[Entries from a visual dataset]
□ □ □ □
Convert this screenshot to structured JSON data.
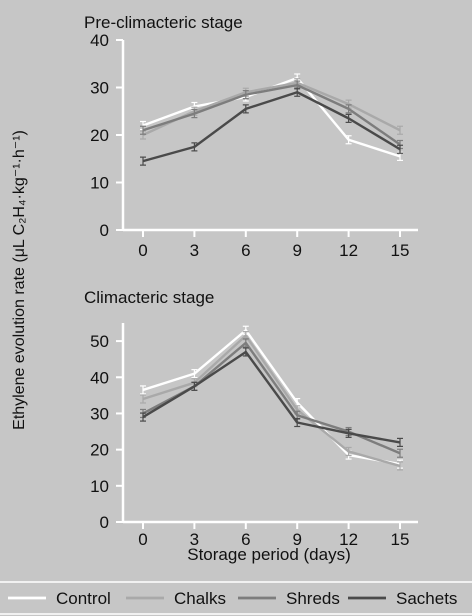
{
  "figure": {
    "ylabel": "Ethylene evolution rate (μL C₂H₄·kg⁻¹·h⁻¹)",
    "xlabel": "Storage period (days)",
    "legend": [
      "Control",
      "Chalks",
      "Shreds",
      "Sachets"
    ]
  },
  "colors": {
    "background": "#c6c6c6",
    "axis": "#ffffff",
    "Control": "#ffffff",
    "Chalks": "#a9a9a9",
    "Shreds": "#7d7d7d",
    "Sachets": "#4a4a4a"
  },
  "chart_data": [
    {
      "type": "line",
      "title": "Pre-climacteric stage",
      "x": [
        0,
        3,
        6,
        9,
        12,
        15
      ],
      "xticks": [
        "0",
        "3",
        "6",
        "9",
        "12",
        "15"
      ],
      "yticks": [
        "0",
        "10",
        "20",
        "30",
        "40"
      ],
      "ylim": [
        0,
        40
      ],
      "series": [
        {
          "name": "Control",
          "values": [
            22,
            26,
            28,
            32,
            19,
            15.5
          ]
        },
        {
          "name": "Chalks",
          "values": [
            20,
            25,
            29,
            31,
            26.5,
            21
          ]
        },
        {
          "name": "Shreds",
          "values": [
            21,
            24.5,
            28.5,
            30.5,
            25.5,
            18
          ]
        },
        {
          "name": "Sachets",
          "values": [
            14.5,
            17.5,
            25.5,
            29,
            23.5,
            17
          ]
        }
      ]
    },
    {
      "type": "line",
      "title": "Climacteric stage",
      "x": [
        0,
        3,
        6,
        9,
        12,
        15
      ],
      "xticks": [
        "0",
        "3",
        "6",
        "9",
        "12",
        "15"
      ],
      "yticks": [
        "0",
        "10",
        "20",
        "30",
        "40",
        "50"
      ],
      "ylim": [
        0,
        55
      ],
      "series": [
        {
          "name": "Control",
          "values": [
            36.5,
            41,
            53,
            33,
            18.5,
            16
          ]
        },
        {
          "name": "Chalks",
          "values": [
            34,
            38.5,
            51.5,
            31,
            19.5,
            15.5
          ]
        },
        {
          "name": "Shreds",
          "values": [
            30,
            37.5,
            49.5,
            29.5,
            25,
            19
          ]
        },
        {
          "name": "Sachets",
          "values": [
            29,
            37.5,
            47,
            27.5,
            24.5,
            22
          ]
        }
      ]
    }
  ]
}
□ □ □ □
EXERCISE:
The listing above needs to be output again exactly. Don't include the pictures.

FINAL RESULT:
Convert this screenshot to structured JSON data.
{
  "figure": {
    "ylabel": "Ethylene evolution rate (μL C₂H₄·kg⁻¹·h⁻¹)",
    "xlabel": "Storage period (days)",
    "legend": [
      "Control",
      "Chalks",
      "Shreds",
      "Sachets"
    ]
  },
  "colors": {
    "background": "#c6c6c6",
    "axis": "#ffffff",
    "Control": "#ffffff",
    "Chalks": "#a9a9a9",
    "Shreds": "#7d7d7d",
    "Sachets": "#4a4a4a"
  },
  "chart_data": [
    {
      "type": "line",
      "title": "Pre-climacteric stage",
      "x": [
        0,
        3,
        6,
        9,
        12,
        15
      ],
      "xticks": [
        "0",
        "3",
        "6",
        "9",
        "12",
        "15"
      ],
      "yticks": [
        "0",
        "10",
        "20",
        "30",
        "40"
      ],
      "ylim": [
        0,
        40
      ],
      "series": [
        {
          "name": "Control",
          "values": [
            22,
            26,
            28,
            32,
            19,
            15.5
          ]
        },
        {
          "name": "Chalks",
          "values": [
            20,
            25,
            29,
            31,
            26.5,
            21
          ]
        },
        {
          "name": "Shreds",
          "values": [
            21,
            24.5,
            28.5,
            30.5,
            25.5,
            18
          ]
        },
        {
          "name": "Sachets",
          "values": [
            14.5,
            17.5,
            25.5,
            29,
            23.5,
            17
          ]
        }
      ]
    },
    {
      "type": "line",
      "title": "Climacteric stage",
      "x": [
        0,
        3,
        6,
        9,
        12,
        15
      ],
      "xticks": [
        "0",
        "3",
        "6",
        "9",
        "12",
        "15"
      ],
      "yticks": [
        "0",
        "10",
        "20",
        "30",
        "40",
        "50"
      ],
      "ylim": [
        0,
        55
      ],
      "series": [
        {
          "name": "Control",
          "values": [
            36.5,
            41,
            53,
            33,
            18.5,
            16
          ]
        },
        {
          "name": "Chalks",
          "values": [
            34,
            38.5,
            51.5,
            31,
            19.5,
            15.5
          ]
        },
        {
          "name": "Shreds",
          "values": [
            30,
            37.5,
            49.5,
            29.5,
            25,
            19
          ]
        },
        {
          "name": "Sachets",
          "values": [
            29,
            37.5,
            47,
            27.5,
            24.5,
            22
          ]
        }
      ]
    }
  ]
}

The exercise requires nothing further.